-- START OF MATERIAL FOR THE TASK --
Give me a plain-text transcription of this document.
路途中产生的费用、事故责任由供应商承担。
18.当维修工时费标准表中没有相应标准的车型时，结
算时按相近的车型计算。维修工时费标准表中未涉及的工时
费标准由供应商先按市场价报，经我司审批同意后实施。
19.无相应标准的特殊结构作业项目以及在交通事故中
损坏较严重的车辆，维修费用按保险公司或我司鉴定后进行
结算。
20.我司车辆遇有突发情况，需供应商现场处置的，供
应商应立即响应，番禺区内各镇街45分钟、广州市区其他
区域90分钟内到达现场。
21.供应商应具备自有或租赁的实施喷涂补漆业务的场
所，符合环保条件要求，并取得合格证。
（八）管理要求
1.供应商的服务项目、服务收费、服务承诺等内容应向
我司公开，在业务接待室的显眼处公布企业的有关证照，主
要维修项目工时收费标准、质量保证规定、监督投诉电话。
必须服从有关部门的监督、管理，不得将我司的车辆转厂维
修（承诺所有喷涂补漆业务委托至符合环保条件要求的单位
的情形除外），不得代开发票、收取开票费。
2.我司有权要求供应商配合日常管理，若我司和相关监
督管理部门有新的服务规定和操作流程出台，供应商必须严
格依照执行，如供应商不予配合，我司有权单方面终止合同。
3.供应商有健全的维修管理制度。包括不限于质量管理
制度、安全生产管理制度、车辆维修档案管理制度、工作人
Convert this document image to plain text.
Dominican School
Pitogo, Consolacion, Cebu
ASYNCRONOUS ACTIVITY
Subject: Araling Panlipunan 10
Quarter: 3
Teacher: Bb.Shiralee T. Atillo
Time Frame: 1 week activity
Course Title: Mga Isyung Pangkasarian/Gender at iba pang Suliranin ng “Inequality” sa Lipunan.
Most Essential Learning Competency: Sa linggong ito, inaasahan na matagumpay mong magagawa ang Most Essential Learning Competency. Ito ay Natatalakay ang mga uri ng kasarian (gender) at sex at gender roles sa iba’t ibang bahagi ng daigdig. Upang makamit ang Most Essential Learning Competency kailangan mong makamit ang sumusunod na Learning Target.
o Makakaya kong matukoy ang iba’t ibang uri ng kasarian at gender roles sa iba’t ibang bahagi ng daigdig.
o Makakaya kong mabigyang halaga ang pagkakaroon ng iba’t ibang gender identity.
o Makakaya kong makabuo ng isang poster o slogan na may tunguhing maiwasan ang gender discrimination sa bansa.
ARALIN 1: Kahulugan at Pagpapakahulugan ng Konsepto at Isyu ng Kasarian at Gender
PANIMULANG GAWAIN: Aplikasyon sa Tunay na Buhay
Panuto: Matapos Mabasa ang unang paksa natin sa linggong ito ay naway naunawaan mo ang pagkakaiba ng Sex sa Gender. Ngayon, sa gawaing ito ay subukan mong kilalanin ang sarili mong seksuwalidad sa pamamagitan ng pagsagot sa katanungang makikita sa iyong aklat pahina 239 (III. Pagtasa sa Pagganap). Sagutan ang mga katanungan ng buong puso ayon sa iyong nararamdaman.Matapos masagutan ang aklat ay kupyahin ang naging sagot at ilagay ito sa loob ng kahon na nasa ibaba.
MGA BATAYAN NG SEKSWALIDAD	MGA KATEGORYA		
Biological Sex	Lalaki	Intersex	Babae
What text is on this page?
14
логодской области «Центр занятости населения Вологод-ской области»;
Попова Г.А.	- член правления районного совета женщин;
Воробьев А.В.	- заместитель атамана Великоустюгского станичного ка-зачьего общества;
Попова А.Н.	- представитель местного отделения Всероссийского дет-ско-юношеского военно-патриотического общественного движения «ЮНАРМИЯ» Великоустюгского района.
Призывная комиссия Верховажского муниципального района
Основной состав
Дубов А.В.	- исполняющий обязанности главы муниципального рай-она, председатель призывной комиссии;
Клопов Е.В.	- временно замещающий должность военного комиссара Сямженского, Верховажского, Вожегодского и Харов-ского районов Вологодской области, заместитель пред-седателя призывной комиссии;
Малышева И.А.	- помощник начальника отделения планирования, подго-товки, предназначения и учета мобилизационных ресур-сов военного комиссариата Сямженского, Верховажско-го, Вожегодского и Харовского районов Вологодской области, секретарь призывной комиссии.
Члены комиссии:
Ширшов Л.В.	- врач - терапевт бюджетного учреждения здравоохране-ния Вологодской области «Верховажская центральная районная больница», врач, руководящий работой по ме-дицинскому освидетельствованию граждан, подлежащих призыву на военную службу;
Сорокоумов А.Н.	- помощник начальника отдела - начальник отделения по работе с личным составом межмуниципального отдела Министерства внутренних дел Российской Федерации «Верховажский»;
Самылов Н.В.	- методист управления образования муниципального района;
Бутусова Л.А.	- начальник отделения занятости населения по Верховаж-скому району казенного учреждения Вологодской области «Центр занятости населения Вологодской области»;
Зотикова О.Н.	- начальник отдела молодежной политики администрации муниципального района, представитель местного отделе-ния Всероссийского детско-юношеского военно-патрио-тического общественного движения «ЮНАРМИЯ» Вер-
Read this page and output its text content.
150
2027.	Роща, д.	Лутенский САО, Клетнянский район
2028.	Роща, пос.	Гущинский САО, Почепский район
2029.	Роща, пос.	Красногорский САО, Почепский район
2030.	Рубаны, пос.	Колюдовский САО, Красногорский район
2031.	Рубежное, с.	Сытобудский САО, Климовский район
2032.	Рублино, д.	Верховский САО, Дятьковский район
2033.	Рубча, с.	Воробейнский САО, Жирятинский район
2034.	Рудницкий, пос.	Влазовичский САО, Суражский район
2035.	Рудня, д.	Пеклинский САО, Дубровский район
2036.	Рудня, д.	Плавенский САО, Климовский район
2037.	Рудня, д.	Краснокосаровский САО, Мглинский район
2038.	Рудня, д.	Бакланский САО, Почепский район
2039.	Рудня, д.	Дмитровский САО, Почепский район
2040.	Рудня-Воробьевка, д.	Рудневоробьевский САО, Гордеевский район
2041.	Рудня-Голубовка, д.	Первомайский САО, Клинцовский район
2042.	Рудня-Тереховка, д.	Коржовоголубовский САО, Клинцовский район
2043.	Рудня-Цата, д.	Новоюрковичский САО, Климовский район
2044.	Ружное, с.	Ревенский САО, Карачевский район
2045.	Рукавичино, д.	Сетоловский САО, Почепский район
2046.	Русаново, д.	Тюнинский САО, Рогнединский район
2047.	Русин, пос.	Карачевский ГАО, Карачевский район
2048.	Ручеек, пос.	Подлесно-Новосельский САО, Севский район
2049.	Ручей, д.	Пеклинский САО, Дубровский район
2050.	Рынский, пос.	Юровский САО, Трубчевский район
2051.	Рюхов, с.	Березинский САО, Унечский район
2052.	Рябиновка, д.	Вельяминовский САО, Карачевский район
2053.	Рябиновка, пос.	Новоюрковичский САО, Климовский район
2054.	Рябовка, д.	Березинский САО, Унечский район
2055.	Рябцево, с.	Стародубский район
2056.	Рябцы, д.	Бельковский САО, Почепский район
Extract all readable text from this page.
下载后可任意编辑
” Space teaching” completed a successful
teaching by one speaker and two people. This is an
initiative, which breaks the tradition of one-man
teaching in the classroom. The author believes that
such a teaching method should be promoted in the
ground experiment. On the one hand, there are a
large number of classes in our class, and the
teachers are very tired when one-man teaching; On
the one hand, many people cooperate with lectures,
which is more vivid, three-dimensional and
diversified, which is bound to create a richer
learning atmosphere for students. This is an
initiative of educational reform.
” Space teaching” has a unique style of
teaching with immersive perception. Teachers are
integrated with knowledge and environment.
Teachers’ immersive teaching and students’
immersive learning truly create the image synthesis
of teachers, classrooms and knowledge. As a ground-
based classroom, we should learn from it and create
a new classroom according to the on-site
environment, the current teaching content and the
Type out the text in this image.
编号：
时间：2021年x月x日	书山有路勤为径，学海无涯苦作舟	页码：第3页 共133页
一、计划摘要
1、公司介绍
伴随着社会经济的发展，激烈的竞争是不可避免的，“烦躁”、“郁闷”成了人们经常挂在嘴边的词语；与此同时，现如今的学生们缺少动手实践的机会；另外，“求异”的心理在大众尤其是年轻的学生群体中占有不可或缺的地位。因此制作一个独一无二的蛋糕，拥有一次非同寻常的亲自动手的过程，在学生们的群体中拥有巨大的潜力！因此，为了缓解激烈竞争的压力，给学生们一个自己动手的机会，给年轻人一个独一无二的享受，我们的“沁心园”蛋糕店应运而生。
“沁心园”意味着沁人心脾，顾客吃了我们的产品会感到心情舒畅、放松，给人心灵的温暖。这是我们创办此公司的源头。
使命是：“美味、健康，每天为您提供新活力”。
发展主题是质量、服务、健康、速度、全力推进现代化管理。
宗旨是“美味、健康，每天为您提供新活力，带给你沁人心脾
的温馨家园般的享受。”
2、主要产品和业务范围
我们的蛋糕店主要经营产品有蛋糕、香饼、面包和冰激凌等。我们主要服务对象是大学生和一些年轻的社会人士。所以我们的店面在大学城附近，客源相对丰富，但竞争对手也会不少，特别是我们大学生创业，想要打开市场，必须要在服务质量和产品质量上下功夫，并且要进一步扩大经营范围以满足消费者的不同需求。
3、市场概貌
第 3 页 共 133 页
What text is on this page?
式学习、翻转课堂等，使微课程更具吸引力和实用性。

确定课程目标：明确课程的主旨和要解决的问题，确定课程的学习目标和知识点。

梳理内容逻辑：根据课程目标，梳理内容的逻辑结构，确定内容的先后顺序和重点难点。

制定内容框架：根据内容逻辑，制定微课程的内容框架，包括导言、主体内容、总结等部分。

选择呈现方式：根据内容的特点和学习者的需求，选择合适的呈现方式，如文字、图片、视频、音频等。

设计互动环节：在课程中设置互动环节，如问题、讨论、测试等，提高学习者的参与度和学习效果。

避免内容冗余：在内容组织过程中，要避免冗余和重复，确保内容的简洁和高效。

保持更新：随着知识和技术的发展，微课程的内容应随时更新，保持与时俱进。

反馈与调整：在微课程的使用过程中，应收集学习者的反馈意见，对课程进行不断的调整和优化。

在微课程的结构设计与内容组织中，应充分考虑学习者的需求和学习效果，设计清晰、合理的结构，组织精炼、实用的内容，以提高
-- END OF MATERIAL FOR THE TASK --
* _GOAL_:
Using the listing above, show every line that includes the string "students".

* _TASK SOLUTION_:
learning atmosphere for students. This is an
Teachers’ immersive teaching and students’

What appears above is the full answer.